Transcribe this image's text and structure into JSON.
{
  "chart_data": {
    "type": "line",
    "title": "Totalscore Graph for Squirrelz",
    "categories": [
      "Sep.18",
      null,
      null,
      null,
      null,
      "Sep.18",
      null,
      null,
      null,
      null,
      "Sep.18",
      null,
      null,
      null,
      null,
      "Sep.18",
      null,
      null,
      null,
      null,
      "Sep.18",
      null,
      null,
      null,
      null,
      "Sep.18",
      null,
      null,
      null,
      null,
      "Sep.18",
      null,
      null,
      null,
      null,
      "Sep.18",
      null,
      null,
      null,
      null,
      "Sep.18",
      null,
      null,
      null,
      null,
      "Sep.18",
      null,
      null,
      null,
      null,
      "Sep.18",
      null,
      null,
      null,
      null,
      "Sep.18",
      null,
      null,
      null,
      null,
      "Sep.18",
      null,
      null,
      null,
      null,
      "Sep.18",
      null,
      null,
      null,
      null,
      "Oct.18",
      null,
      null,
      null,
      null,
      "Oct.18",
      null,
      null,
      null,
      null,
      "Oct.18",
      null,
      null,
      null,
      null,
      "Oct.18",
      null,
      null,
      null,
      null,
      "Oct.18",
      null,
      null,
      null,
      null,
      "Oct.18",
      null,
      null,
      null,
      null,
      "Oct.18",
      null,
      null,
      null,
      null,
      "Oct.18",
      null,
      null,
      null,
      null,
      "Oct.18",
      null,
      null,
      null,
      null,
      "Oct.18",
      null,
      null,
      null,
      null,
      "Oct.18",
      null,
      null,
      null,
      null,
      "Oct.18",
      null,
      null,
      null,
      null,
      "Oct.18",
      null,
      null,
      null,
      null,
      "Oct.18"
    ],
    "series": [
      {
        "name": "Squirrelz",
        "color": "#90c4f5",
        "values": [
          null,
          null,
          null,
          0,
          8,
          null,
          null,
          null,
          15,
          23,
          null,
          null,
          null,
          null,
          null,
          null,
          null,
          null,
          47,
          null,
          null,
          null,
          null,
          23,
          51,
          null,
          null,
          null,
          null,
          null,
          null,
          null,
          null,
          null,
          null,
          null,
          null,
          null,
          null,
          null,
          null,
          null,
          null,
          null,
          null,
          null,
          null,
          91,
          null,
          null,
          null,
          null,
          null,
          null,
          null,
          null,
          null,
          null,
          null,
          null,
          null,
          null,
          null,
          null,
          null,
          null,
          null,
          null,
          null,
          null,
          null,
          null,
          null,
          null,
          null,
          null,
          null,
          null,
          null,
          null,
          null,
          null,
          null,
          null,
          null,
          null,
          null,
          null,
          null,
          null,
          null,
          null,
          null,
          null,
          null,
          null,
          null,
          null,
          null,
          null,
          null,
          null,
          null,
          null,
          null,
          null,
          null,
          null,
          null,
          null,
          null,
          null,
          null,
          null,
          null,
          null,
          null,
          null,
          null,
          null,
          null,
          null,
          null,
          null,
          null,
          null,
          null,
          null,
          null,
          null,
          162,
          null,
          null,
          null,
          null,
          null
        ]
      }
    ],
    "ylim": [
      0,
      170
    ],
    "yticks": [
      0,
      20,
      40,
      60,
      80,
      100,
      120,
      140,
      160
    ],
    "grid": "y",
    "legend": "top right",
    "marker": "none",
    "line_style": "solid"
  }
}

Problem description →
Copy all of the material word for word.

The solution →
Transcribe this image's text and structure into JSON.
{
  "chart_data": {
    "type": "line",
    "title": "Totalscore Graph for Squirrelz",
    "categories": [
      "Sep.18",
      null,
      null,
      null,
      null,
      "Sep.18",
      null,
      null,
      null,
      null,
      "Sep.18",
      null,
      null,
      null,
      null,
      "Sep.18",
      null,
      null,
      null,
      null,
      "Sep.18",
      null,
      null,
      null,
      null,
      "Sep.18",
      null,
      null,
      null,
      null,
      "Sep.18",
      null,
      null,
      null,
      null,
      "Sep.18",
      null,
      null,
      null,
      null,
      "Sep.18",
      null,
      null,
      null,
      null,
      "Sep.18",
      null,
      null,
      null,
      null,
      "Sep.18",
      null,
      null,
      null,
      null,
      "Sep.18",
      null,
      null,
      null,
      null,
      "Sep.18",
      null,
      null,
      null,
      null,
      "Sep.18",
      null,
      null,
      null,
      null,
      "Oct.18",
      null,
      null,
      null,
      null,
      "Oct.18",
      null,
      null,
      null,
      null,
      "Oct.18",
      null,
      null,
      null,
      null,
      "Oct.18",
      null,
      null,
      null,
      null,
      "Oct.18",
      null,
      null,
      null,
      null,
      "Oct.18",
      null,
      null,
      null,
      null,
      "Oct.18",
      null,
      null,
      null,
      null,
      "Oct.18",
      null,
      null,
      null,
      null,
      "Oct.18",
      null,
      null,
      null,
      null,
      "Oct.18",
      null,
      null,
      null,
      null,
      "Oct.18",
      null,
      null,
      null,
      null,
      "Oct.18",
      null,
      null,
      null,
      null,
      "Oct.18",
      null,
      null,
      null,
      null,
      "Oct.18"
    ],
    "series": [
      {
        "name": "Squirrelz",
        "color": "#90c4f5",
        "values": [
          null,
          null,
          null,
          0,
          8,
          null,
          null,
          null,
          15,
          23,
          null,
          null,
          null,
          null,
          null,
          null,
          null,
          null,
          47,
          null,
          null,
          null,
          null,
          23,
          51,
          null,
          null,
          null,
          null,
          null,
          null,
          null,
          null,
          null,
          null,
          null,
          null,
          null,
          null,
          null,
          null,
          null,
          null,
          null,
          null,
          null,
          null,
          91,
          null,
          null,
          null,
          null,
          null,
          null,
          null,
          null,
          null,
          null,
          null,
          null,
          null,
          null,
          null,
          null,
          null,
          null,
          null,
          null,
          null,
          null,
          null,
          null,
          null,
          null,
          null,
          null,
          null,
          null,
          null,
          null,
          null,
          null,
          null,
          null,
          null,
          null,
          null,
          null,
          null,
          null,
          null,
          null,
          null,
          null,
          null,
          null,
          null,
          null,
          null,
          null,
          null,
          null,
          null,
          null,
          null,
          null,
          null,
          null,
          null,
          null,
          null,
          null,
          null,
          null,
          null,
          null,
          null,
          null,
          null,
          null,
          null,
          null,
          null,
          null,
          null,
          null,
          null,
          null,
          null,
          null,
          162,
          null,
          null,
          null,
          null,
          null
        ]
      }
    ],
    "ylim": [
      0,
      170
    ],
    "yticks": [
      0,
      20,
      40,
      60,
      80,
      100,
      120,
      140,
      160
    ],
    "grid": "y",
    "legend": "top right",
    "marker": "none",
    "line_style": "solid"
  }
}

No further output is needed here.